Tasks to perform:
1: In the bike race passage, reproduce everything from "When the opportunity" down to "and descending power.".
2: List the three questions the writer asked themselves in the bike race passage.

Text to read:
--------
When the opportunity arose to race both the B.C. Bike Race and the Singletrack 6 back-to-back, the first questions I asked myself were: ‘How am I going to do this?’ followed by: ‘Am I getting myself in over my head?’ and, inevitably, ‘What bike?’
Sure, I could mimic the Lycra-clad racers who would be battling it out at the front of the pack and ride a thoroughbred cross-country race bike. But that didn’t really seem to fit with my preference for baggy kits and flat pedals. Conversely, I wasn’t too excited about the idea of trying to pedal my coil-sprung, 160-millimeter-travel all-mountain bike, either. I wanted the best of both worlds. After agonizing over the ‘what ifs,’ I landed on the Specialized Stumpy 29 as the bike to give me the perfect mix of pedaling prowess and descending power.
--------
Stored rows:
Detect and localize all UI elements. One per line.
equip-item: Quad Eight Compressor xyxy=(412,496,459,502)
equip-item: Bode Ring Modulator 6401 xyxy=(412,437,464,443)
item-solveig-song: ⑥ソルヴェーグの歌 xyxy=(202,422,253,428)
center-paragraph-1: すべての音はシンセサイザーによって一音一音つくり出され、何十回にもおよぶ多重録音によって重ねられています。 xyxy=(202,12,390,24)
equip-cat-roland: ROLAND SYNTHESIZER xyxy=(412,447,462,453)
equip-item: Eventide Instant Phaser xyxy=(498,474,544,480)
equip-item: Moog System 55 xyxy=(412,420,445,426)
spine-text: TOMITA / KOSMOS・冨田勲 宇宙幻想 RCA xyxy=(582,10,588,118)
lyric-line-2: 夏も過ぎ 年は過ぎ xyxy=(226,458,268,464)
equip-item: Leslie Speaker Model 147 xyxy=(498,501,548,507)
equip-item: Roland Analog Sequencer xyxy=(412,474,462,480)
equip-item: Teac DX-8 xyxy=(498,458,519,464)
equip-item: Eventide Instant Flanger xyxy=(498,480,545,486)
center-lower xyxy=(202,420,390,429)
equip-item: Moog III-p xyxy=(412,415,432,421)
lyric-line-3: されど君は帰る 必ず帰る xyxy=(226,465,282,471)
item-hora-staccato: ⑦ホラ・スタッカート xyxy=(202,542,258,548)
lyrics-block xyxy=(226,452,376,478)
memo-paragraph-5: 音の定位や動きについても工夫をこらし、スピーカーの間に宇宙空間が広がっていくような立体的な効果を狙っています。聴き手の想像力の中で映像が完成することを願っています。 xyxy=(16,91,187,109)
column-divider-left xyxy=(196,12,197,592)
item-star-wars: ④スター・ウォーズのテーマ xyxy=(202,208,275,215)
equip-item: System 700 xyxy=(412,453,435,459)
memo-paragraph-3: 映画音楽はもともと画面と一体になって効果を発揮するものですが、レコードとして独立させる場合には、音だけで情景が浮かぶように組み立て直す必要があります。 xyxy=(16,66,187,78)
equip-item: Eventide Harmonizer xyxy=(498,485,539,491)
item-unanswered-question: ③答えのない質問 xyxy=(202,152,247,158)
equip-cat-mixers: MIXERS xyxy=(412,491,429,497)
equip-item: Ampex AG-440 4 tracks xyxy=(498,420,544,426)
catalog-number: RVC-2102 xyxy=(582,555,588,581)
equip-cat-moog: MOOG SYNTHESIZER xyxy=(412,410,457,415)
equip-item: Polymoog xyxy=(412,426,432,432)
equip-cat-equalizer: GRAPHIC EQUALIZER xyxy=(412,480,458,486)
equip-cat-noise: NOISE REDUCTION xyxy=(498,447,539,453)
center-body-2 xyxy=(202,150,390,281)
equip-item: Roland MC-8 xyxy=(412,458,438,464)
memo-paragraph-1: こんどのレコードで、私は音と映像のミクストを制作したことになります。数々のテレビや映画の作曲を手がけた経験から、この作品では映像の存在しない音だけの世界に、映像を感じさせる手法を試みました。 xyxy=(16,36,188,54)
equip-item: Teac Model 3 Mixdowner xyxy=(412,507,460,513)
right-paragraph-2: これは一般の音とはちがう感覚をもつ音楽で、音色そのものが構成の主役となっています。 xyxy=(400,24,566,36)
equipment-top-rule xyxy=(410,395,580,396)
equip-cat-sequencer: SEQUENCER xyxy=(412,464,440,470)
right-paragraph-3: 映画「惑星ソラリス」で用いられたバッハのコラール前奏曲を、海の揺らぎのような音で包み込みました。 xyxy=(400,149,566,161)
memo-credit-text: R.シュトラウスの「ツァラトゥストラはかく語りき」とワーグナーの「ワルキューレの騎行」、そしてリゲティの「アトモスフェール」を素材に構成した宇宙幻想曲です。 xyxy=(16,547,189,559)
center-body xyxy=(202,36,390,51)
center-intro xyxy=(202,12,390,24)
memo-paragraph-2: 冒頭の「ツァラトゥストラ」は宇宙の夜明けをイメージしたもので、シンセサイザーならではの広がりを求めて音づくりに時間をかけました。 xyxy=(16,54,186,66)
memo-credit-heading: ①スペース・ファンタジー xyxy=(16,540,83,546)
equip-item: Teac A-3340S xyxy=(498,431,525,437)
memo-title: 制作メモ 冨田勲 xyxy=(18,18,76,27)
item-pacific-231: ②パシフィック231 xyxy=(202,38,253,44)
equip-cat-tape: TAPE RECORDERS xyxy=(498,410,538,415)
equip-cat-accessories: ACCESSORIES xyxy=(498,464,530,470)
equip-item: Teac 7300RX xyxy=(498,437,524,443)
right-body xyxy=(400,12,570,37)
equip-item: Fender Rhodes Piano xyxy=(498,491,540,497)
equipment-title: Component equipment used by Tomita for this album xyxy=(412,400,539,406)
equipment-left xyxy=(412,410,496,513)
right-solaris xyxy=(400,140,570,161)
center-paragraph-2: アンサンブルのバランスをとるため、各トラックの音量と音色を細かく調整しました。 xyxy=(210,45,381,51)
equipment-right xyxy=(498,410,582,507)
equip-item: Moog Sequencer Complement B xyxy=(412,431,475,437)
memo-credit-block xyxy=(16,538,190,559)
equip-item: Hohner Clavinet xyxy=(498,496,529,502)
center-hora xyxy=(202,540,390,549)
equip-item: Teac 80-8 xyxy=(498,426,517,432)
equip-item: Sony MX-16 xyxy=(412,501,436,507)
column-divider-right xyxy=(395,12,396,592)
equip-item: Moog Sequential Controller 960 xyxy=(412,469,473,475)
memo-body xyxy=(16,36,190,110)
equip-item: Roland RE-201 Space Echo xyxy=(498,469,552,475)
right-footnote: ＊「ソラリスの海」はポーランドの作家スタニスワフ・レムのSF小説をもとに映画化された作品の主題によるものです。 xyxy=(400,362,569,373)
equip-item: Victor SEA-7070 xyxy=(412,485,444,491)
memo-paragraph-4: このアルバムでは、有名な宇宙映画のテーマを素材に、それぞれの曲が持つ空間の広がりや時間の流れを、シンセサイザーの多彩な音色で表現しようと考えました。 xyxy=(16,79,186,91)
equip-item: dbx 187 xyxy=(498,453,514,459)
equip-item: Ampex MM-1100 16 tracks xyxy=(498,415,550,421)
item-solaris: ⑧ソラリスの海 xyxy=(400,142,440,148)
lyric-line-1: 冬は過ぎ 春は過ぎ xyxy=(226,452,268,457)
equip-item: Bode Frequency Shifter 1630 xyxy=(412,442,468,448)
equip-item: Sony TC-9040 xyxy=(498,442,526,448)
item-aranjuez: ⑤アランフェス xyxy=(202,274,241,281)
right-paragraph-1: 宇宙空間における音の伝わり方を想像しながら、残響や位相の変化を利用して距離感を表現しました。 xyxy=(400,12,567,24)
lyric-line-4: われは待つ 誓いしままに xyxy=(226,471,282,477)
--------
Results by task:
1:
When the opportunity arose to race both the B.C. Bike Race and the Singletrack 6 back-to-back, the first questions I asked myself were: ‘How am I going to do this?’ followed by: ‘Am I getting myself in over my head?’ and, inevitably, ‘What bike?’
Sure, I could mimic the Lycra-clad racers who would be battling it out at the front of the pack and ride a thoroughbred cross-country race bike. But that didn’t really seem to fit with my preference for baggy kits and flat pedals. Conversely, I wasn’t too excited about the idea of trying to pedal my coil-sprung, 160-millimeter-travel all-mountain bike, either. I wanted the best of both worlds. After agonizing over the ‘what ifs,’ I landed on the Specialized Stumpy 29 as the bike to give me the perfect mix of pedaling prowess and descending power.

2:
How am I going to do this?
Am I getting myself in over my head?
What bike?